PROMPT ::
Every entry below should be printed exactly, without its images.

[Collected data]
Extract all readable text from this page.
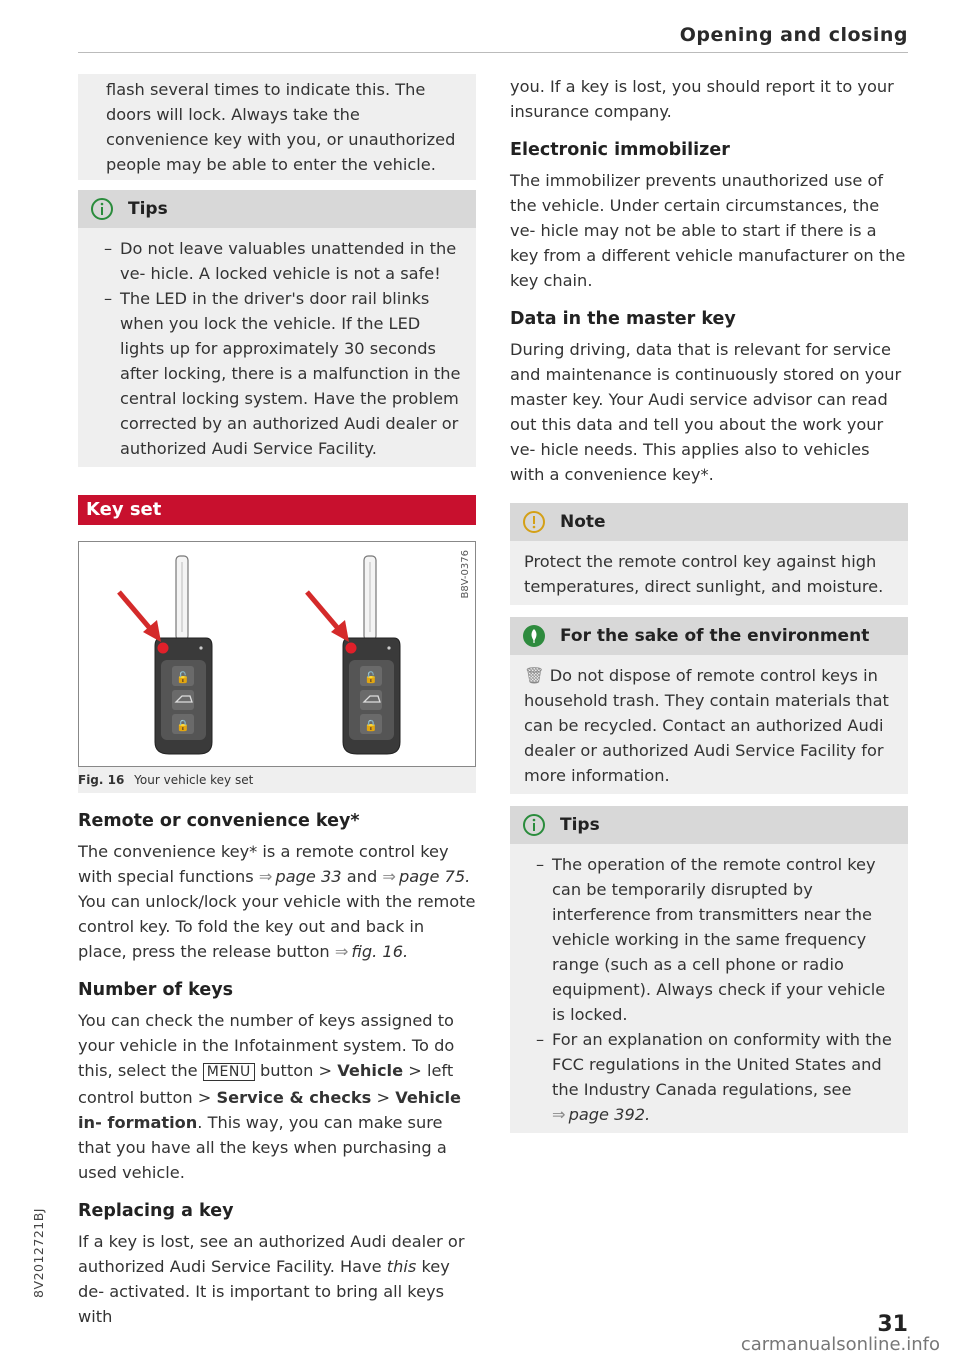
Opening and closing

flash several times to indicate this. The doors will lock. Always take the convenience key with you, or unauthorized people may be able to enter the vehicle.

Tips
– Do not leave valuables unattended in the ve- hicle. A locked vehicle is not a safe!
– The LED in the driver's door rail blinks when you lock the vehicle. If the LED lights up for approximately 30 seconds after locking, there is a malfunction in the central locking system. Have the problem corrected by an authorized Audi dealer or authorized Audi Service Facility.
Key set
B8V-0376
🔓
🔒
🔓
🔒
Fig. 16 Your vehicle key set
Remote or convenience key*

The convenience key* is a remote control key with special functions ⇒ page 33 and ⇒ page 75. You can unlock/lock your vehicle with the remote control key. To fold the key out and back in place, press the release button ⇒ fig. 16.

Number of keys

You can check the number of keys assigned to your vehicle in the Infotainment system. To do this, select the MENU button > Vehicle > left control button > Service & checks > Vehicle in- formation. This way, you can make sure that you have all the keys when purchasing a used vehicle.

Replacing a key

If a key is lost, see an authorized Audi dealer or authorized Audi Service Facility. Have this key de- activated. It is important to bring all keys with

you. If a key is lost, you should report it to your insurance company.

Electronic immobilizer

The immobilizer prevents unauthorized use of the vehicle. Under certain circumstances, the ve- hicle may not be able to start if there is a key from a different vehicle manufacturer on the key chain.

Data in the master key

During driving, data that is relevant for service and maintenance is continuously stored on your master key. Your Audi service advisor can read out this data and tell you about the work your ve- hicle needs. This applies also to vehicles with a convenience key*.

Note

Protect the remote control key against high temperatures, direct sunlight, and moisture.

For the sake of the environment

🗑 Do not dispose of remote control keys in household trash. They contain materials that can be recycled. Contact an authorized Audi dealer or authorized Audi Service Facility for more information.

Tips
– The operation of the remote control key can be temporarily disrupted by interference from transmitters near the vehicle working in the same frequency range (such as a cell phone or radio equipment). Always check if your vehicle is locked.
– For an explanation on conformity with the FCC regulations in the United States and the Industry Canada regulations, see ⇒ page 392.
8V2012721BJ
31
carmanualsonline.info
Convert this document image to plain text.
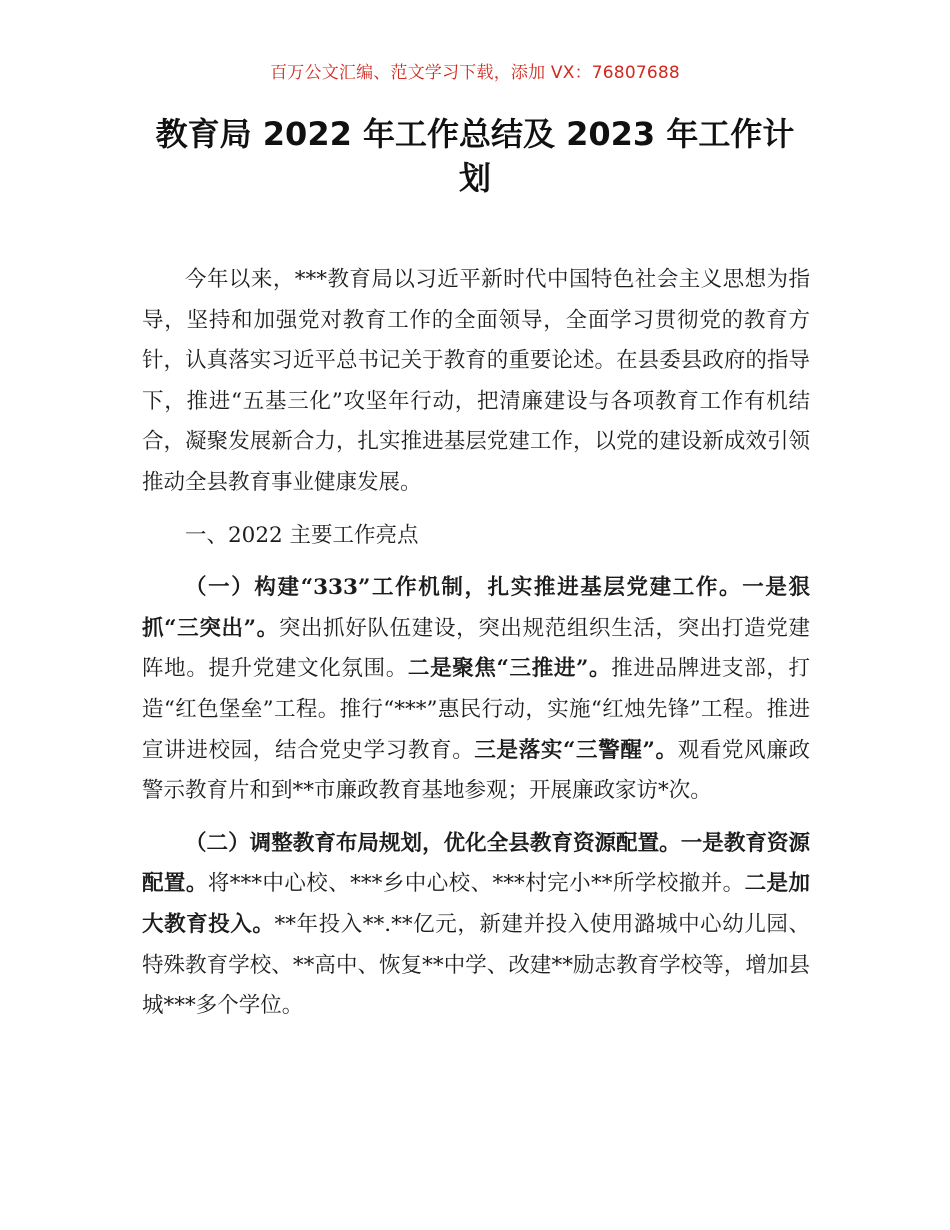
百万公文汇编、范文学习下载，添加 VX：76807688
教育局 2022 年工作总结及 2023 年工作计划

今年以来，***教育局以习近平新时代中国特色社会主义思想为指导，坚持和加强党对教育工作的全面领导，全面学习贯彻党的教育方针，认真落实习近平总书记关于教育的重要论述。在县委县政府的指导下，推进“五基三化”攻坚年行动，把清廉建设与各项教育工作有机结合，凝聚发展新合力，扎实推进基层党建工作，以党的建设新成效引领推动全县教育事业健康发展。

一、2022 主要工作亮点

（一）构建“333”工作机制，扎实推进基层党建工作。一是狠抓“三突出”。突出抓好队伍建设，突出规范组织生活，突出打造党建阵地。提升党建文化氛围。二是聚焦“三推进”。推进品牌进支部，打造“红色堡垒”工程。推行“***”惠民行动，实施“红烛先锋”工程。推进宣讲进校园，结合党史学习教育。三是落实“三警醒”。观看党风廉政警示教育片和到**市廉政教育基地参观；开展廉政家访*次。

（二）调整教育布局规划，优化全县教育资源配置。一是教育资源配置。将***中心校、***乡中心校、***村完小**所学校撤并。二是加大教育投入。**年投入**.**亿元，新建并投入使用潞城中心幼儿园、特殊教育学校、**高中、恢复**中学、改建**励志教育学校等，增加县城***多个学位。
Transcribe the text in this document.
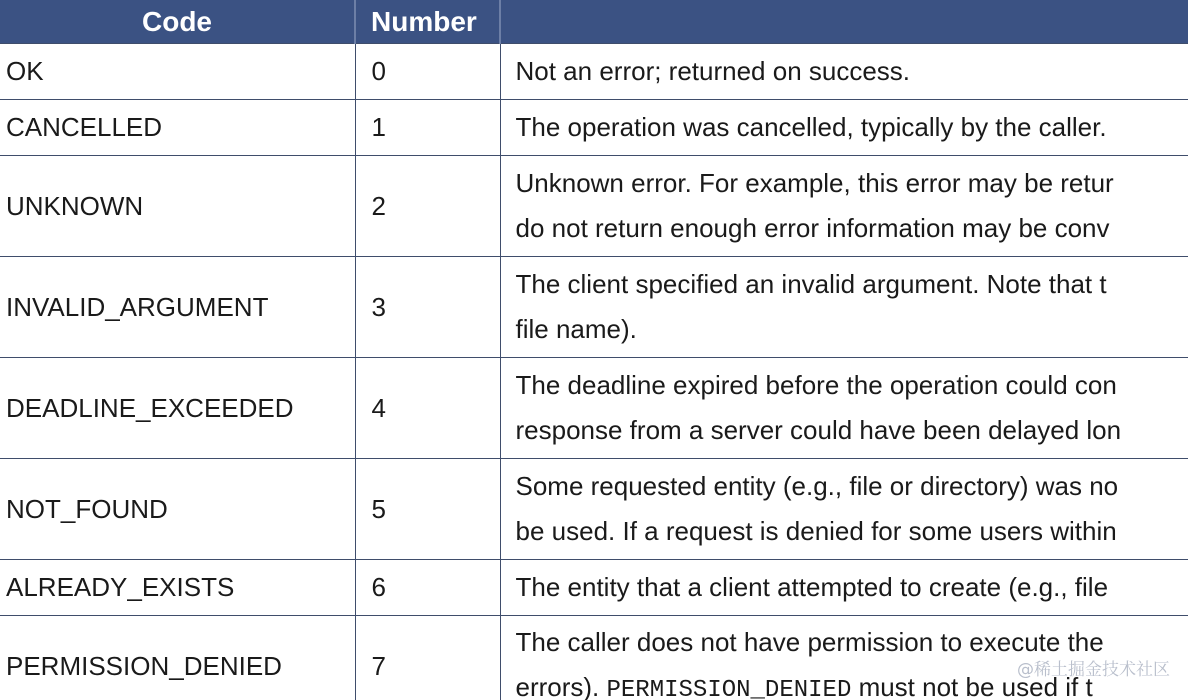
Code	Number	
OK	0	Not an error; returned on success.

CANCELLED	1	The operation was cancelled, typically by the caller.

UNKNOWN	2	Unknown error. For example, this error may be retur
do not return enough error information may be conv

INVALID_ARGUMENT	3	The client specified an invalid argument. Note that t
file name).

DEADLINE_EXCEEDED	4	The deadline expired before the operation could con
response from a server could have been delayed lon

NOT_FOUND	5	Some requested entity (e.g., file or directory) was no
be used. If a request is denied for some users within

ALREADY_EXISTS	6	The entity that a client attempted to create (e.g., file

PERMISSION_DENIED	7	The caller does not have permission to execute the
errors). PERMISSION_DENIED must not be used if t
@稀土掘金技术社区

RESPONSE TO THE TASK ::
Extract all readable text from this page.
Opening and closing

flash several times to indicate this. The doors will lock. Always take the convenience key with you, or unauthorized people may be able to enter the vehicle.

Tips
– Do not leave valuables unattended in the ve- hicle. A locked vehicle is not a safe!
– The LED in the driver's door rail blinks when you lock the vehicle. If the LED lights up for approximately 30 seconds after locking, there is a malfunction in the central locking system. Have the problem corrected by an authorized Audi dealer or authorized Audi Service Facility.
Key set
B8V-0376
🔓
🔒
🔓
🔒
Fig. 16 Your vehicle key set
Remote or convenience key*

The convenience key* is a remote control key with special functions ⇒ page 33 and ⇒ page 75. You can unlock/lock your vehicle with the remote control key. To fold the key out and back in place, press the release button ⇒ fig. 16.

Number of keys

You can check the number of keys assigned to your vehicle in the Infotainment system. To do this, select the MENU button > Vehicle > left control button > Service & checks > Vehicle in- formation. This way, you can make sure that you have all the keys when purchasing a used vehicle.

Replacing a key

If a key is lost, see an authorized Audi dealer or authorized Audi Service Facility. Have this key de- activated. It is important to bring all keys with

you. If a key is lost, you should report it to your insurance company.

Electronic immobilizer

The immobilizer prevents unauthorized use of the vehicle. Under certain circumstances, the ve- hicle may not be able to start if there is a key from a different vehicle manufacturer on the key chain.

Data in the master key

During driving, data that is relevant for service and maintenance is continuously stored on your master key. Your Audi service advisor can read out this data and tell you about the work your ve- hicle needs. This applies also to vehicles with a convenience key*.

Note

Protect the remote control key against high temperatures, direct sunlight, and moisture.

For the sake of the environment

🗑 Do not dispose of remote control keys in household trash. They contain materials that can be recycled. Contact an authorized Audi dealer or authorized Audi Service Facility for more information.

Tips
– The operation of the remote control key can be temporarily disrupted by interference from transmitters near the vehicle working in the same frequency range (such as a cell phone or radio equipment). Always check if your vehicle is locked.
– For an explanation on conformity with the FCC regulations in the United States and the Industry Canada regulations, see ⇒ page 392.
8V2012721BJ
31
carmanualsonline.info
Convert this document image to plain text.
百万公文汇编、范文学习下载，添加 VX：76807688
教育局 2022 年工作总结及 2023 年工作计划

今年以来，***教育局以习近平新时代中国特色社会主义思想为指导，坚持和加强党对教育工作的全面领导，全面学习贯彻党的教育方针，认真落实习近平总书记关于教育的重要论述。在县委县政府的指导下，推进“五基三化”攻坚年行动，把清廉建设与各项教育工作有机结合，凝聚发展新合力，扎实推进基层党建工作，以党的建设新成效引领推动全县教育事业健康发展。

一、2022 主要工作亮点

（一）构建“333”工作机制，扎实推进基层党建工作。一是狠抓“三突出”。突出抓好队伍建设，突出规范组织生活，突出打造党建阵地。提升党建文化氛围。二是聚焦“三推进”。推进品牌进支部，打造“红色堡垒”工程。推行“***”惠民行动，实施“红烛先锋”工程。推进宣讲进校园，结合党史学习教育。三是落实“三警醒”。观看党风廉政警示教育片和到**市廉政教育基地参观；开展廉政家访*次。

（二）调整教育布局规划，优化全县教育资源配置。一是教育资源配置。将***中心校、***乡中心校、***村完小**所学校撤并。二是加大教育投入。**年投入**.**亿元，新建并投入使用潞城中心幼儿园、特殊教育学校、**高中、恢复**中学、改建**励志教育学校等，增加县城***多个学位。
Transcribe the text in this document.
Code	Number	
OK	0	Not an error; returned on success.

CANCELLED	1	The operation was cancelled, typically by the caller.

UNKNOWN	2	Unknown error. For example, this error may be retur
do not return enough error information may be conv

INVALID_ARGUMENT	3	The client specified an invalid argument. Note that t
file name).

DEADLINE_EXCEEDED	4	The deadline expired before the operation could con
response from a server could have been delayed lon

NOT_FOUND	5	Some requested entity (e.g., file or directory) was no
be used. If a request is denied for some users within

ALREADY_EXISTS	6	The entity that a client attempted to create (e.g., file

PERMISSION_DENIED	7	The caller does not have permission to execute the
errors). PERMISSION_DENIED must not be used if t
@稀土掘金技术社区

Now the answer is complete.